EXERCISE DIRECTIONS:
Return all lines that include the string "Users".

Stored items from a collection:
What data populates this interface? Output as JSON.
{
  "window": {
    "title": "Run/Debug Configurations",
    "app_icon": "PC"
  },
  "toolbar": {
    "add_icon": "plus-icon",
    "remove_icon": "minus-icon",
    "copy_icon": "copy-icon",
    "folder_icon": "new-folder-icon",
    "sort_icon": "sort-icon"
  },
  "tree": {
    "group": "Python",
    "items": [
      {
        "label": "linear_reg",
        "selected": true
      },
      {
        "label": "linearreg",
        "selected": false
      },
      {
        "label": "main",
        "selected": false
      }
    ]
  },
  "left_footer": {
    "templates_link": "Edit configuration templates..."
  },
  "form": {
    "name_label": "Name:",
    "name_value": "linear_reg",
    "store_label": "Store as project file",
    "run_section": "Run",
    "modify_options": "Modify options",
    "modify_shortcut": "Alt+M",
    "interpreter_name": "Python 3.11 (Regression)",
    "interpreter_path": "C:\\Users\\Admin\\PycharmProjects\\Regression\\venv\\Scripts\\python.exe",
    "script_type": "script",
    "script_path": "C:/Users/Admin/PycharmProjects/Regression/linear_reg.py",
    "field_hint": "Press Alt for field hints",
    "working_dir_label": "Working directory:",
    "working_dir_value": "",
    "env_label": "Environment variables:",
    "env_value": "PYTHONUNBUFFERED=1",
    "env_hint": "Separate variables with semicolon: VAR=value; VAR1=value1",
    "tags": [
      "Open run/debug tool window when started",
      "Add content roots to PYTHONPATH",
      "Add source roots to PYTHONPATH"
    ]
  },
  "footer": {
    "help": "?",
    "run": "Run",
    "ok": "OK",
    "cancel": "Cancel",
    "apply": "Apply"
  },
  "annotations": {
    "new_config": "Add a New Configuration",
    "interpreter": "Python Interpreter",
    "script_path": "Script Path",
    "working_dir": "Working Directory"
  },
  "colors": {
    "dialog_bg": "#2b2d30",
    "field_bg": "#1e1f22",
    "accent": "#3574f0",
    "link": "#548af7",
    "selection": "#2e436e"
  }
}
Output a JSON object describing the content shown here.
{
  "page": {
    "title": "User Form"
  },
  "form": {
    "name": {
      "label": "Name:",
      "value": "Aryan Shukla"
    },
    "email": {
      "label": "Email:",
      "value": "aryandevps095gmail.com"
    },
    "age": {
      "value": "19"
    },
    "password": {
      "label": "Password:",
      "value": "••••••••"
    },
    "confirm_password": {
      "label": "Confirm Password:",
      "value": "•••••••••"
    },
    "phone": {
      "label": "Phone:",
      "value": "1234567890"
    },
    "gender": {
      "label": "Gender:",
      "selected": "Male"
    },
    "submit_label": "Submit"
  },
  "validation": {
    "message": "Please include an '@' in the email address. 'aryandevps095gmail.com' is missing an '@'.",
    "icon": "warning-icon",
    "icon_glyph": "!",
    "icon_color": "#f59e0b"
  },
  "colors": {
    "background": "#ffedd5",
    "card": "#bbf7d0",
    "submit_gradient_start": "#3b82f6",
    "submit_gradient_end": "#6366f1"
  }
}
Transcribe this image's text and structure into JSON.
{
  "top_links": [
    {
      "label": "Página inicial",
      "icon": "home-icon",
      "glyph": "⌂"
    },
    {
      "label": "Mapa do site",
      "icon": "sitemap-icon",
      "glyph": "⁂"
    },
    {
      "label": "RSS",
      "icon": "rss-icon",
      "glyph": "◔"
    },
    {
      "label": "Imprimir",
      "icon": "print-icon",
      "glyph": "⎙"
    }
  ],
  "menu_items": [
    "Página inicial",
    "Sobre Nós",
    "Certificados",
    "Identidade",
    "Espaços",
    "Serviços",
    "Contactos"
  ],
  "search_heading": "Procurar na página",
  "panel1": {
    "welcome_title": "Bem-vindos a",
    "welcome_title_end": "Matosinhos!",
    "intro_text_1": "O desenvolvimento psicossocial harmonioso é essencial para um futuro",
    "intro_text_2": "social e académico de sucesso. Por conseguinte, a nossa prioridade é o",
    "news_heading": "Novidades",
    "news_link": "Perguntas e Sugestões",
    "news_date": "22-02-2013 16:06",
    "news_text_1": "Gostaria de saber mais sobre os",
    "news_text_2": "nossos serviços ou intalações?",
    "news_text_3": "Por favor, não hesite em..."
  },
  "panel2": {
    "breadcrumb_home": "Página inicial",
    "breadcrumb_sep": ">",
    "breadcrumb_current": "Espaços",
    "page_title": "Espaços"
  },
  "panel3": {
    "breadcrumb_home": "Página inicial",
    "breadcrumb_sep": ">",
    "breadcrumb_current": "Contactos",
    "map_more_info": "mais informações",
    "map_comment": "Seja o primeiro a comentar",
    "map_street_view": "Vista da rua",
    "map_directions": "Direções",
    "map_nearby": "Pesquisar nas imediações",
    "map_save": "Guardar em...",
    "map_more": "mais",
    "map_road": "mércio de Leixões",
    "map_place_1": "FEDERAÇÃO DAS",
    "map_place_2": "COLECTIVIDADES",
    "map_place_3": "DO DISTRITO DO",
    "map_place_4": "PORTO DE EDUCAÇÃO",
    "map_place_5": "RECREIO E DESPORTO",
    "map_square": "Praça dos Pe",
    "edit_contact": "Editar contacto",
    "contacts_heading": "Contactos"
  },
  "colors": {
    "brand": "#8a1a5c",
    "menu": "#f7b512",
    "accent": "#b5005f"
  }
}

ANSWER TO THIS TASK:
    "interpreter_path": "C:\\Users\\Admin\\PycharmProjects\\Regression\\venv\\Scripts\\python.exe",
    "script_path": "C:/Users/Admin/PycharmProjects/Regression/linear_reg.py",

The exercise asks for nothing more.